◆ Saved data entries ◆
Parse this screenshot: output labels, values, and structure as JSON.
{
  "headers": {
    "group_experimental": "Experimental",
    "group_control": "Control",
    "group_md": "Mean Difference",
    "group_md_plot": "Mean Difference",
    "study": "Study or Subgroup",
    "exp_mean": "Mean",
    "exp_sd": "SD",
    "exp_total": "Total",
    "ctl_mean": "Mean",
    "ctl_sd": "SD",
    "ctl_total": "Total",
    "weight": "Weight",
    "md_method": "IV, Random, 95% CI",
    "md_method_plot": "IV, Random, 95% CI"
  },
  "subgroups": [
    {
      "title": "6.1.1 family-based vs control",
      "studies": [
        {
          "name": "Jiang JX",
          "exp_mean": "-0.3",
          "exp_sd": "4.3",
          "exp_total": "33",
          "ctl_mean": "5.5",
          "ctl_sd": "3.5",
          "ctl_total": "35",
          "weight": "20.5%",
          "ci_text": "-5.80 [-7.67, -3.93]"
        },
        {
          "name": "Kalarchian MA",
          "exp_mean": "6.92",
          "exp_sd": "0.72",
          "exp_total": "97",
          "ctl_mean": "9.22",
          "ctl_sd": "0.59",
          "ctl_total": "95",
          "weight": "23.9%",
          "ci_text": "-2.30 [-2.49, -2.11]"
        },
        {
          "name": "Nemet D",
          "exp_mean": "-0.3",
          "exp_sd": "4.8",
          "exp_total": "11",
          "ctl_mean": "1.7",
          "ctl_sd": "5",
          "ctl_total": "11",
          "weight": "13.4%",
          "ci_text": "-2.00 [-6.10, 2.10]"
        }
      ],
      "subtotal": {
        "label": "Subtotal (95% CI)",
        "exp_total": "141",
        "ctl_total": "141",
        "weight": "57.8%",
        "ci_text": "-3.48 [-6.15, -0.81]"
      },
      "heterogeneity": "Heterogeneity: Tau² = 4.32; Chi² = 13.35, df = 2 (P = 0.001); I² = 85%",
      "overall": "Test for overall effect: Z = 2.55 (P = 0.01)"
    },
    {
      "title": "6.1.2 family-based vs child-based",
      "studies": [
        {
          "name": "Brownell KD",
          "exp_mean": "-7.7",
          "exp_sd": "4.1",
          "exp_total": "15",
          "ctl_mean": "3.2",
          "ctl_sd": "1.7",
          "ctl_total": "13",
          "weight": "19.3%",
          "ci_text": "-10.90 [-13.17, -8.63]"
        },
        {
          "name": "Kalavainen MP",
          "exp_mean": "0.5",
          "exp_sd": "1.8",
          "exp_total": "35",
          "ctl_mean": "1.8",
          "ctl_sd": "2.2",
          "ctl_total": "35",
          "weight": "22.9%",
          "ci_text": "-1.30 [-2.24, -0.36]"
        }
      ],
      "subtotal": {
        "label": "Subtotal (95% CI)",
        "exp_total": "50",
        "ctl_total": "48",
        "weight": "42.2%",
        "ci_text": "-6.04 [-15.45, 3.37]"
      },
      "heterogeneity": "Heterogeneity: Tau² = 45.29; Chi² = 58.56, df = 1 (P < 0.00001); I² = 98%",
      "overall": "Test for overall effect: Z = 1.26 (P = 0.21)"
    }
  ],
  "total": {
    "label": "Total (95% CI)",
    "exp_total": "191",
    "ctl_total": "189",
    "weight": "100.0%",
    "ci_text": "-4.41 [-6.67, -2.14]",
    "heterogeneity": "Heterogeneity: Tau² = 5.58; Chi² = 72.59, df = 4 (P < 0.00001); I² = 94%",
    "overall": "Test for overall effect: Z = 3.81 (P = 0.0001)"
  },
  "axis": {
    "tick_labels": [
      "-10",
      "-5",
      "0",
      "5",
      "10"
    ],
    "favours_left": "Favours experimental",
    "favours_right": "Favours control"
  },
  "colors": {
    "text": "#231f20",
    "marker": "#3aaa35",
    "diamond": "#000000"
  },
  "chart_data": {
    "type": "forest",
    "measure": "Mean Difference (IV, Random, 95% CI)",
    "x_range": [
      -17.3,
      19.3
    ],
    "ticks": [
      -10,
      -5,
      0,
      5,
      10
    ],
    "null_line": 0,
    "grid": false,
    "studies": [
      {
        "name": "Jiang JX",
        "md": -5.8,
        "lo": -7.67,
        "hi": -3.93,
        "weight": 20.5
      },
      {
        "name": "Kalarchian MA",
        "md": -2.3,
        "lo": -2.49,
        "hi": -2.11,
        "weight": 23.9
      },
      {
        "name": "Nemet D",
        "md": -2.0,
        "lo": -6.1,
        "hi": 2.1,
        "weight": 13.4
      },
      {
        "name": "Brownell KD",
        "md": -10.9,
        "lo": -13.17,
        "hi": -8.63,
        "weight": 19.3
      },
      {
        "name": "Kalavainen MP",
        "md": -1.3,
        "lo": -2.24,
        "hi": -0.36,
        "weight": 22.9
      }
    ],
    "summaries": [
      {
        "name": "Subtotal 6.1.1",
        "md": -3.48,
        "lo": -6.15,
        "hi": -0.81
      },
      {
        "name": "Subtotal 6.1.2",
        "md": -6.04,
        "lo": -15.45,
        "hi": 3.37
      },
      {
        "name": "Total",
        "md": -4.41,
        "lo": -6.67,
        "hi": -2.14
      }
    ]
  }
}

◆ Your instructions ◆
Within the records, how many lines include "based"? The answer is the number and nothing else.

◆ Output below ◆
2